- _Task instructions_
Identify all lines of the data containing the string "注意到题中所求的直线解析式为" and copy them.

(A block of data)
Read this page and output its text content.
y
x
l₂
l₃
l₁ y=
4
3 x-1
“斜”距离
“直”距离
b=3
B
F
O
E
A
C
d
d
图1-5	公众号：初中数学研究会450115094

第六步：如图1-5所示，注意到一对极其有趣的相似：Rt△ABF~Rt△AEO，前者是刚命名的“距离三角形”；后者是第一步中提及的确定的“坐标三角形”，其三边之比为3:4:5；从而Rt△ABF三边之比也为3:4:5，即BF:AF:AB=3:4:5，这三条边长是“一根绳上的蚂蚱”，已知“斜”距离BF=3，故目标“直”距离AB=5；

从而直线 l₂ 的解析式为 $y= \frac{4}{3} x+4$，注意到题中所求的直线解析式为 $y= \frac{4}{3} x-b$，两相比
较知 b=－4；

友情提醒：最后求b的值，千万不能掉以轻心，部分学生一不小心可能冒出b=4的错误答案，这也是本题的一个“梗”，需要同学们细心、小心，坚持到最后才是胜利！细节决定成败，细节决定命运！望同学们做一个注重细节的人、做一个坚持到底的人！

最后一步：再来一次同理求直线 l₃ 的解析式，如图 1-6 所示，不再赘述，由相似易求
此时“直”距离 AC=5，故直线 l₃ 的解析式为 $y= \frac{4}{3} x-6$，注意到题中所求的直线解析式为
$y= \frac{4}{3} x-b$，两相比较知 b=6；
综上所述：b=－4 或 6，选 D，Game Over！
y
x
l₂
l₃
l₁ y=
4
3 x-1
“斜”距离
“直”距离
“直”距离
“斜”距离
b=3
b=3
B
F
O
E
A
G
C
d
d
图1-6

- _Exercise output_
从而直线 l₂ 的解析式为 $y= \frac{4}{3} x+4$，注意到题中所求的直线解析式为 $y= \frac{4}{3} x-b$，两相比
此时“直”距离 AC=5，故直线 l₃ 的解析式为 $y= \frac{4}{3} x-6$，注意到题中所求的直线解析式为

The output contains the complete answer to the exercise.